* **Stated goal**:
Your task is to repeat the lines below exactly, excluding any pictures they contain.

* **Excerpt from a dataset**:
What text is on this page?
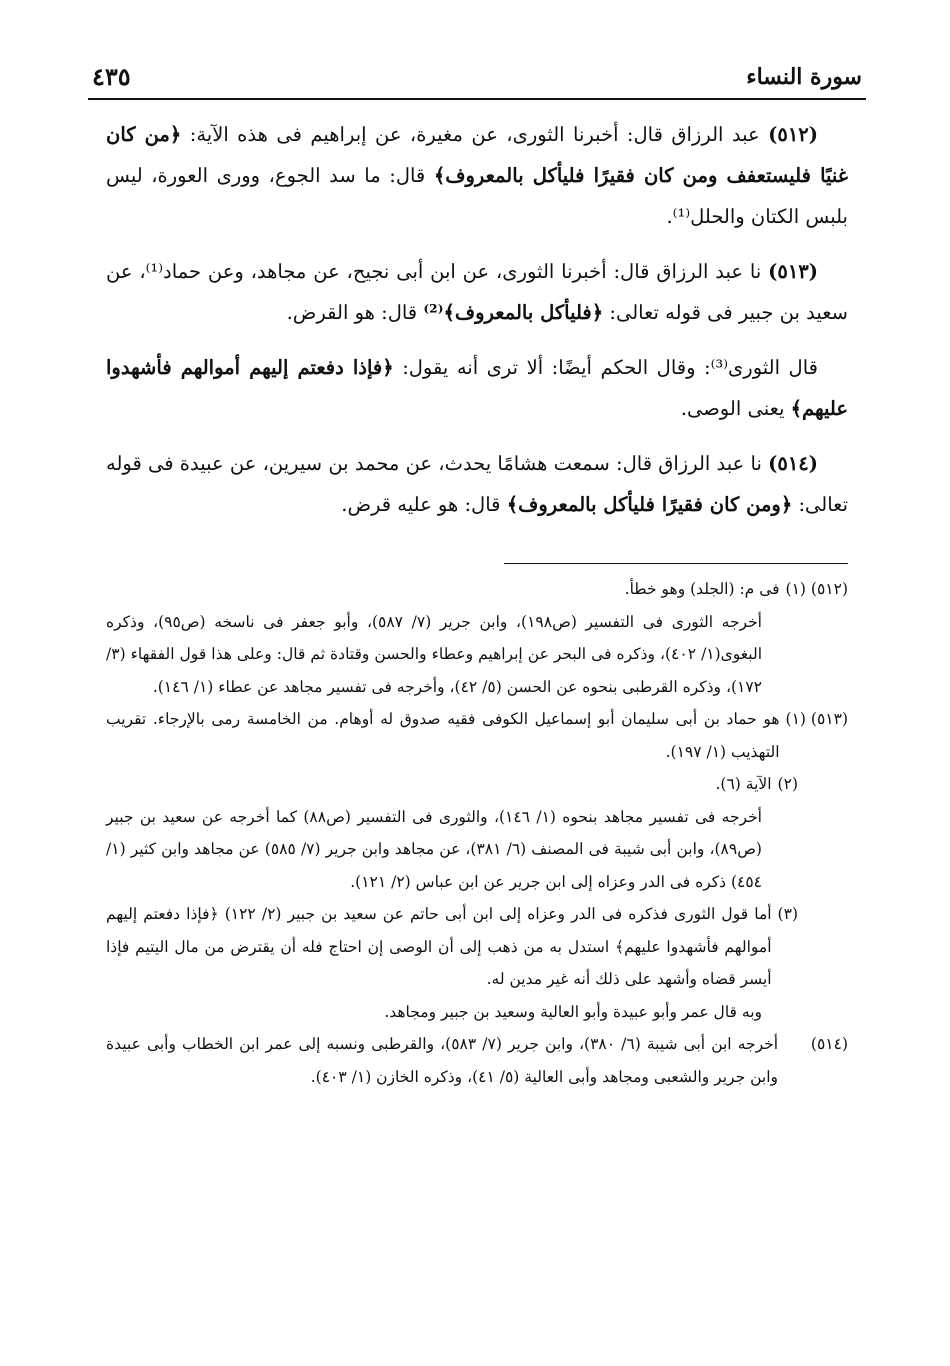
سورة النساء
٤٣٥

(٥١٢) عبد الرزاق قال: أخبرنا الثورى، عن مغيرة، عن إبراهيم فى هذه الآية: ﴿من كان غنيًا فليستعفف ومن كان فقيرًا فليأكل بالمعروف﴾ قال: ما سد الجوع، وورى العورة، ليس بلبس الكتان والحلل⁽¹⁾.

(٥١٣) نا عبد الرزاق قال: أخبرنا الثورى، عن ابن أبى نجيح، عن مجاهد، وعن حماد⁽¹⁾، عن سعيد بن جبير فى قوله تعالى: ﴿فليأكل بالمعروف﴾⁽²⁾ قال: هو القرض.

قال الثورى⁽³⁾: وقال الحكم أيضًا: ألا ترى أنه يقول: ﴿فإذا دفعتم إليهم أموالهم فأشهدوا عليهم﴾ يعنى الوصى.

(٥١٤) نا عبد الرزاق قال: سمعت هشامًا يحدث، عن محمد بن سيرين، عن عبيدة فى قوله تعالى: ﴿ومن كان فقيرًا فليأكل بالمعروف﴾ قال: هو عليه قرض.

(٥١٢) (١)
فى م: (الجلد) وهو خطأ.

أخرجه الثورى فى التفسير (ص١٩٨)، وابن جرير (٧/ ٥٨٧)، وأبو جعفر فى ناسخه (ص٩٥)، وذكره البغوى(١/ ٤٠٢)، وذكره فى البحر عن إبراهيم وعطاء والحسن وقتادة ثم قال: وعلى هذا قول الفقهاء (٣/ ١٧٢)، وذكره القرطبى بنحوه عن الحسن (٥/ ٤٢)، وأخرجه فى تفسير مجاهد عن عطاء (١/ ١٤٦).

(٥١٣) (١)
هو حماد بن أبى سليمان أبو إسماعيل الكوفى فقيه صدوق له أوهام. من الخامسة رمى بالإرجاء. تقريب التهذيب (١/ ١٩٧).
(٢)
الآية (٦).

أخرجه فى تفسير مجاهد بنحوه (١/ ١٤٦)، والثورى فى التفسير (ص٨٨) كما أخرجه عن سعيد بن جبير (ص٨٩)، وابن أبى شيبة فى المصنف (٦/ ٣٨١)، عن مجاهد وابن جرير (٧/ ٥٨٥) عن مجاهد وابن كثير (١/ ٤٥٤) ذكره فى الدر وعزاه إلى ابن جرير عن ابن عباس (٢/ ١٢١).

(٣)
أما قول الثورى فذكره فى الدر وعزاه إلى ابن أبى حاتم عن سعيد بن جبير (٢/ ١٢٢) ﴿فإذا دفعتم إليهم أموالهم فأشهدوا عليهم﴾ استدل به من ذهب إلى أن الوصى إن احتاج فله أن يقترض من مال اليتيم فإذا أيسر قضاه وأشهد على ذلك أنه غير مدين له.

وبه قال عمر وأبو عبيدة وأبو العالية وسعيد بن جبير ومجاهد.

(٥١٤)
أخرجه ابن أبى شيبة (٦/ ٣٨٠)، وابن جرير (٧/ ٥٨٣)، والقرطبى ونسبه إلى عمر ابن الخطاب وأبى عبيدة وابن جرير والشعبى ومجاهد وأبى العالية (٥/ ٤١)، وذكره الخازن (١/ ٤٠٣).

* **Written answer**:
What text is on this page?
سورة النساء
٤٣٥

(٥١٢) عبد الرزاق قال: أخبرنا الثورى، عن مغيرة، عن إبراهيم فى هذه الآية: ﴿من كان غنيًا فليستعفف ومن كان فقيرًا فليأكل بالمعروف﴾ قال: ما سد الجوع، وورى العورة، ليس بلبس الكتان والحلل⁽¹⁾.

(٥١٣) نا عبد الرزاق قال: أخبرنا الثورى، عن ابن أبى نجيح، عن مجاهد، وعن حماد⁽¹⁾، عن سعيد بن جبير فى قوله تعالى: ﴿فليأكل بالمعروف﴾⁽²⁾ قال: هو القرض.

قال الثورى⁽³⁾: وقال الحكم أيضًا: ألا ترى أنه يقول: ﴿فإذا دفعتم إليهم أموالهم فأشهدوا عليهم﴾ يعنى الوصى.

(٥١٤) نا عبد الرزاق قال: سمعت هشامًا يحدث، عن محمد بن سيرين، عن عبيدة فى قوله تعالى: ﴿ومن كان فقيرًا فليأكل بالمعروف﴾ قال: هو عليه قرض.

(٥١٢) (١)
فى م: (الجلد) وهو خطأ.

أخرجه الثورى فى التفسير (ص١٩٨)، وابن جرير (٧/ ٥٨٧)، وأبو جعفر فى ناسخه (ص٩٥)، وذكره البغوى(١/ ٤٠٢)، وذكره فى البحر عن إبراهيم وعطاء والحسن وقتادة ثم قال: وعلى هذا قول الفقهاء (٣/ ١٧٢)، وذكره القرطبى بنحوه عن الحسن (٥/ ٤٢)، وأخرجه فى تفسير مجاهد عن عطاء (١/ ١٤٦).

(٥١٣) (١)
هو حماد بن أبى سليمان أبو إسماعيل الكوفى فقيه صدوق له أوهام. من الخامسة رمى بالإرجاء. تقريب التهذيب (١/ ١٩٧).
(٢)
الآية (٦).

أخرجه فى تفسير مجاهد بنحوه (١/ ١٤٦)، والثورى فى التفسير (ص٨٨) كما أخرجه عن سعيد بن جبير (ص٨٩)، وابن أبى شيبة فى المصنف (٦/ ٣٨١)، عن مجاهد وابن جرير (٧/ ٥٨٥) عن مجاهد وابن كثير (١/ ٤٥٤) ذكره فى الدر وعزاه إلى ابن جرير عن ابن عباس (٢/ ١٢١).

(٣)
أما قول الثورى فذكره فى الدر وعزاه إلى ابن أبى حاتم عن سعيد بن جبير (٢/ ١٢٢) ﴿فإذا دفعتم إليهم أموالهم فأشهدوا عليهم﴾ استدل به من ذهب إلى أن الوصى إن احتاج فله أن يقترض من مال اليتيم فإذا أيسر قضاه وأشهد على ذلك أنه غير مدين له.

وبه قال عمر وأبو عبيدة وأبو العالية وسعيد بن جبير ومجاهد.

(٥١٤)
أخرجه ابن أبى شيبة (٦/ ٣٨٠)، وابن جرير (٧/ ٥٨٣)، والقرطبى ونسبه إلى عمر ابن الخطاب وأبى عبيدة وابن جرير والشعبى ومجاهد وأبى العالية (٥/ ٤١)، وذكره الخازن (١/ ٤٠٣).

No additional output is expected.